| Stated goal |
Identify each line below containing the string "this" and copy it.

### Input rows ###

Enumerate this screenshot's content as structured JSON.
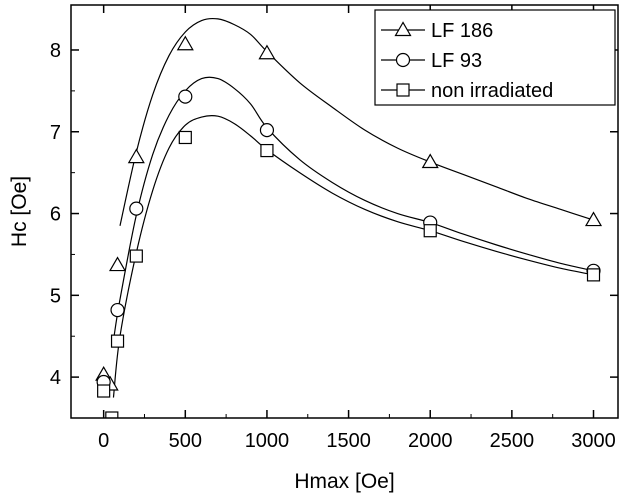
{
  "chart_data": {
    "type": "line",
    "xlabel": "Hmax [Oe]",
    "ylabel": "Hc [Oe]",
    "xlim": [
      -200,
      3150
    ],
    "ylim": [
      3.5,
      8.55
    ],
    "xticks": [
      0,
      500,
      1000,
      1500,
      2000,
      2500,
      3000
    ],
    "yticks": [
      4,
      5,
      6,
      7,
      8
    ],
    "legend_position": "top-right",
    "series": [
      {
        "name": "LF 186",
        "marker": "triangle",
        "points": [
          [
            0,
            4.03
          ],
          [
            40,
            3.91
          ],
          [
            85,
            5.37
          ],
          [
            200,
            6.69
          ],
          [
            500,
            8.07
          ],
          [
            1000,
            7.96
          ],
          [
            2000,
            6.63
          ],
          [
            3000,
            5.92
          ]
        ],
        "curve": [
          [
            100,
            5.85
          ],
          [
            200,
            6.75
          ],
          [
            300,
            7.45
          ],
          [
            400,
            7.93
          ],
          [
            500,
            8.22
          ],
          [
            600,
            8.36
          ],
          [
            700,
            8.38
          ],
          [
            800,
            8.31
          ],
          [
            900,
            8.19
          ],
          [
            1000,
            7.98
          ],
          [
            1200,
            7.6
          ],
          [
            1400,
            7.3
          ],
          [
            1600,
            7.02
          ],
          [
            1800,
            6.8
          ],
          [
            2000,
            6.63
          ],
          [
            2200,
            6.48
          ],
          [
            2400,
            6.33
          ],
          [
            2600,
            6.18
          ],
          [
            2800,
            6.05
          ],
          [
            3000,
            5.92
          ]
        ]
      },
      {
        "name": "LF 93",
        "marker": "circle",
        "points": [
          [
            0,
            3.94
          ],
          [
            85,
            4.82
          ],
          [
            200,
            6.06
          ],
          [
            500,
            7.43
          ],
          [
            1000,
            7.02
          ],
          [
            2000,
            5.89
          ],
          [
            3000,
            5.3
          ]
        ],
        "curve": [
          [
            60,
            4.45
          ],
          [
            100,
            4.95
          ],
          [
            200,
            5.98
          ],
          [
            300,
            6.72
          ],
          [
            400,
            7.2
          ],
          [
            500,
            7.5
          ],
          [
            600,
            7.65
          ],
          [
            700,
            7.65
          ],
          [
            800,
            7.53
          ],
          [
            900,
            7.34
          ],
          [
            1000,
            7.05
          ],
          [
            1200,
            6.66
          ],
          [
            1400,
            6.38
          ],
          [
            1600,
            6.16
          ],
          [
            1800,
            6.0
          ],
          [
            2000,
            5.89
          ],
          [
            2200,
            5.75
          ],
          [
            2400,
            5.62
          ],
          [
            2600,
            5.5
          ],
          [
            2800,
            5.39
          ],
          [
            3000,
            5.3
          ]
        ]
      },
      {
        "name": "non irradiated",
        "marker": "square",
        "points": [
          [
            0,
            3.83
          ],
          [
            50,
            3.5
          ],
          [
            85,
            4.44
          ],
          [
            200,
            5.48
          ],
          [
            500,
            6.93
          ],
          [
            1000,
            6.77
          ],
          [
            2000,
            5.79
          ],
          [
            3000,
            5.25
          ]
        ],
        "curve": [
          [
            60,
            3.75
          ],
          [
            100,
            4.5
          ],
          [
            200,
            5.52
          ],
          [
            300,
            6.28
          ],
          [
            400,
            6.8
          ],
          [
            500,
            7.08
          ],
          [
            600,
            7.18
          ],
          [
            700,
            7.19
          ],
          [
            800,
            7.1
          ],
          [
            900,
            6.95
          ],
          [
            1000,
            6.78
          ],
          [
            1200,
            6.5
          ],
          [
            1400,
            6.25
          ],
          [
            1600,
            6.05
          ],
          [
            1800,
            5.9
          ],
          [
            2000,
            5.79
          ],
          [
            2200,
            5.66
          ],
          [
            2400,
            5.54
          ],
          [
            2600,
            5.43
          ],
          [
            2800,
            5.33
          ],
          [
            3000,
            5.25
          ]
        ]
      }
    ]
  }
}
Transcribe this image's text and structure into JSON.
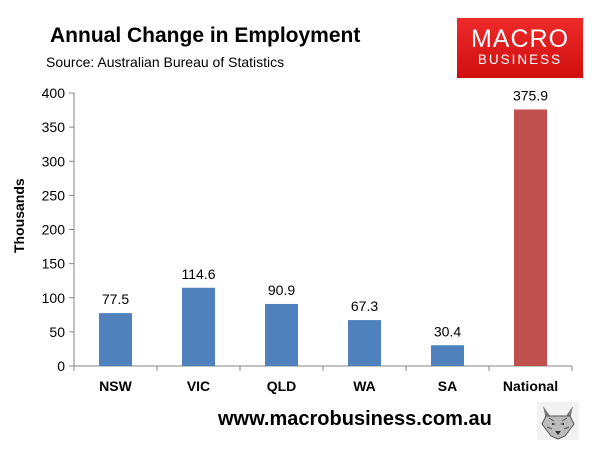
{
  "header": {
    "title": "Annual Change in Employment",
    "subtitle": "Source: Australian Bureau of Statistics"
  },
  "logo": {
    "line1": "MACRO",
    "line2": "BUSINESS",
    "color": "#e21b1b"
  },
  "footer": {
    "url": "www.macrobusiness.com.au",
    "mascot_icon": "wolf-icon"
  },
  "chart_data": {
    "type": "bar",
    "categories": [
      "NSW",
      "VIC",
      "QLD",
      "WA",
      "SA",
      "National"
    ],
    "values": [
      77.5,
      114.6,
      90.9,
      67.3,
      30.4,
      375.9
    ],
    "value_labels": [
      "77.5",
      "114.6",
      "90.9",
      "67.3",
      "30.4",
      "375.9"
    ],
    "colors": [
      "#4f81bd",
      "#4f81bd",
      "#4f81bd",
      "#4f81bd",
      "#4f81bd",
      "#c0504d"
    ],
    "title": "Annual Change in Employment",
    "xlabel": "",
    "ylabel": "Thousands",
    "ylim": [
      0,
      400
    ],
    "yticks": [
      0,
      50,
      100,
      150,
      200,
      250,
      300,
      350,
      400
    ],
    "grid": false,
    "legend": "none"
  }
}
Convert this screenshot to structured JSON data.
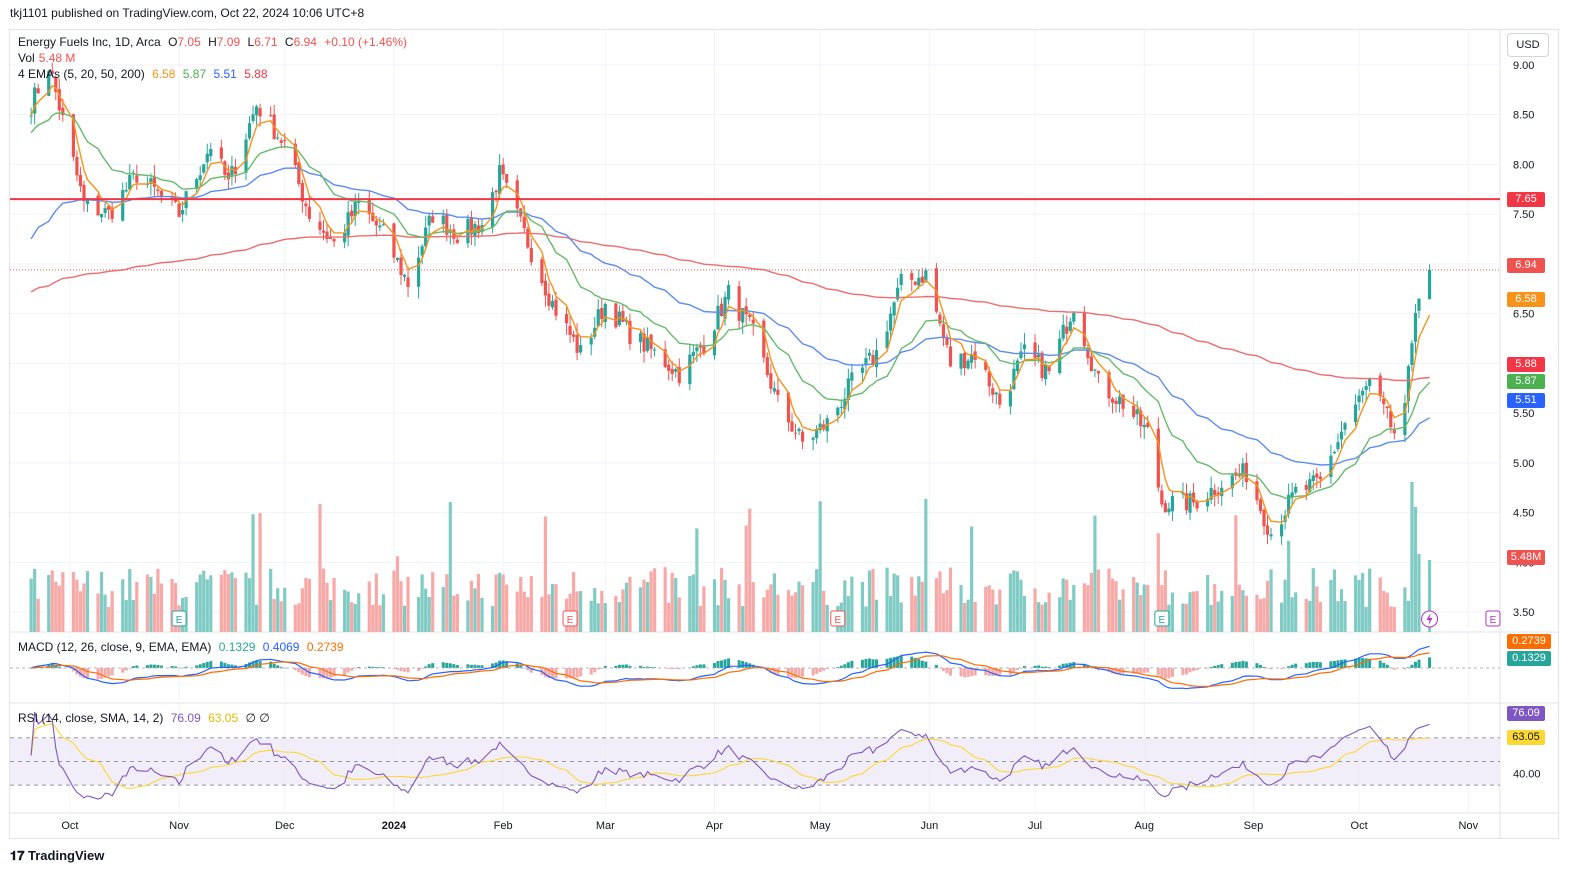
{
  "header": {
    "published": "tkj1101 published on TradingView.com, Oct 22, 2024 10:06 UTC+8"
  },
  "legend": {
    "symbol": "Energy Fuels Inc, 1D, Arca",
    "o_label": "O",
    "o_val": "7.05",
    "h_label": "H",
    "h_val": "7.09",
    "l_label": "L",
    "l_val": "6.71",
    "c_label": "C",
    "c_val": "6.94",
    "change": "+0.10 (+1.46%)",
    "vol_label": "Vol",
    "vol_val": "5.48 M",
    "ema_label": "4 EMAs (5, 20, 50, 200)",
    "ema5": "6.58",
    "ema20": "5.87",
    "ema50": "5.51",
    "ema200": "5.88",
    "macd_label": "MACD (12, 26, close, 9, EMA, EMA)",
    "macd_hist": "0.1329",
    "macd_line": "0.4069",
    "macd_signal": "0.2739",
    "rsi_label": "RSI (14, close, SMA, 14, 2)",
    "rsi_val": "76.09",
    "rsi_ma": "63.05",
    "rsi_extra": "∅ ∅"
  },
  "currency": "USD",
  "price_labels": {
    "hline": "7.65",
    "last": "6.94",
    "ema5": "6.58",
    "ema200": "5.88",
    "ema20": "5.87",
    "ema50": "5.51",
    "volume": "5.48M",
    "macd_signal": "0.2739",
    "macd_hist": "0.1329",
    "rsi": "76.09",
    "rsi_ma": "63.05"
  },
  "footer": {
    "brand": "TradingView"
  },
  "colors": {
    "up": "#26a69a",
    "down": "#ef5350",
    "ema5": "#f7931a",
    "ema20": "#66bb6a",
    "ema50": "#5b8def",
    "ema200": "#f06c6c",
    "hline": "#f23645",
    "macd": "#2962ff",
    "signal": "#ff6d00",
    "rsi": "#7e57c2",
    "rsi_ma": "#fdd835"
  },
  "icons": [
    "earnings-marker-icon",
    "dividend-marker-icon",
    "lightning-icon"
  ],
  "chart_data": [
    {
      "type": "candlestick",
      "title": "Energy Fuels Inc, 1D, Arca",
      "x_ticks": [
        "Oct",
        "Nov",
        "Dec",
        "2024",
        "Feb",
        "Mar",
        "Apr",
        "May",
        "Jun",
        "Jul",
        "Aug",
        "Sep",
        "Oct",
        "Nov"
      ],
      "y_ticks": [
        "9.00",
        "8.50",
        "8.00",
        "7.50",
        "7.00",
        "6.50",
        "6.00",
        "5.50",
        "5.00",
        "4.50",
        "4.00",
        "3.50"
      ],
      "ylim": [
        3.3,
        9.3
      ],
      "horizontal_line": 7.65,
      "last_close": 6.94,
      "anchors": [
        [
          "2023-09-20",
          8.6
        ],
        [
          "2023-09-25",
          9.0
        ],
        [
          "2023-10-05",
          7.6
        ],
        [
          "2023-10-12",
          7.5
        ],
        [
          "2023-10-20",
          7.9
        ],
        [
          "2023-11-01",
          7.5
        ],
        [
          "2023-11-10",
          8.2
        ],
        [
          "2023-11-15",
          7.8
        ],
        [
          "2023-11-23",
          8.6
        ],
        [
          "2023-12-01",
          8.2
        ],
        [
          "2023-12-08",
          7.5
        ],
        [
          "2023-12-15",
          7.2
        ],
        [
          "2023-12-22",
          7.6
        ],
        [
          "2023-12-29",
          7.3
        ],
        [
          "2024-01-05",
          6.8
        ],
        [
          "2024-01-12",
          7.5
        ],
        [
          "2024-01-19",
          7.3
        ],
        [
          "2024-01-26",
          7.4
        ],
        [
          "2024-01-31",
          7.9
        ],
        [
          "2024-02-07",
          7.3
        ],
        [
          "2024-02-15",
          6.6
        ],
        [
          "2024-02-23",
          6.1
        ],
        [
          "2024-03-01",
          6.6
        ],
        [
          "2024-03-08",
          6.3
        ],
        [
          "2024-03-15",
          6.1
        ],
        [
          "2024-03-22",
          5.9
        ],
        [
          "2024-03-29",
          6.2
        ],
        [
          "2024-04-05",
          6.7
        ],
        [
          "2024-04-12",
          6.3
        ],
        [
          "2024-04-19",
          5.6
        ],
        [
          "2024-04-26",
          5.2
        ],
        [
          "2024-05-03",
          5.4
        ],
        [
          "2024-05-10",
          5.8
        ],
        [
          "2024-05-17",
          6.1
        ],
        [
          "2024-05-24",
          6.8
        ],
        [
          "2024-05-31",
          6.9
        ],
        [
          "2024-06-07",
          6.0
        ],
        [
          "2024-06-14",
          6.1
        ],
        [
          "2024-06-21",
          5.6
        ],
        [
          "2024-06-28",
          6.1
        ],
        [
          "2024-07-05",
          5.9
        ],
        [
          "2024-07-12",
          6.6
        ],
        [
          "2024-07-19",
          5.8
        ],
        [
          "2024-07-26",
          5.6
        ],
        [
          "2024-08-02",
          5.3
        ],
        [
          "2024-08-06",
          4.6
        ],
        [
          "2024-08-15",
          4.6
        ],
        [
          "2024-08-23",
          4.8
        ],
        [
          "2024-08-30",
          4.9
        ],
        [
          "2024-09-06",
          4.3
        ],
        [
          "2024-09-13",
          4.7
        ],
        [
          "2024-09-20",
          4.8
        ],
        [
          "2024-09-27",
          5.4
        ],
        [
          "2024-10-04",
          5.8
        ],
        [
          "2024-10-11",
          5.3
        ],
        [
          "2024-10-14",
          5.5
        ],
        [
          "2024-10-17",
          6.6
        ],
        [
          "2024-10-21",
          6.94
        ]
      ],
      "series": [
        {
          "name": "EMA 5",
          "last": 6.58
        },
        {
          "name": "EMA 20",
          "last": 5.87
        },
        {
          "name": "EMA 50",
          "last": 5.51
        },
        {
          "name": "EMA 200",
          "last": 5.88
        }
      ],
      "volume_last": "5.48M"
    },
    {
      "type": "line",
      "title": "MACD (12, 26, close, 9, EMA, EMA)",
      "series": [
        {
          "name": "MACD",
          "last": 0.4069
        },
        {
          "name": "Signal",
          "last": 0.2739
        },
        {
          "name": "Histogram",
          "last": 0.1329
        }
      ]
    },
    {
      "type": "line",
      "title": "RSI (14, close, SMA, 14, 2)",
      "y_ticks": [
        "40.00"
      ],
      "bands": [
        70,
        50,
        30
      ],
      "series": [
        {
          "name": "RSI",
          "last": 76.09
        },
        {
          "name": "RSI-based MA",
          "last": 63.05
        }
      ]
    }
  ]
}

###

| Answer to the problem |
Enumerate this screenshot's content as structured JSON.
Transcribe this image's text and structure into JSON.
Convert this screenshot to structured JSON data.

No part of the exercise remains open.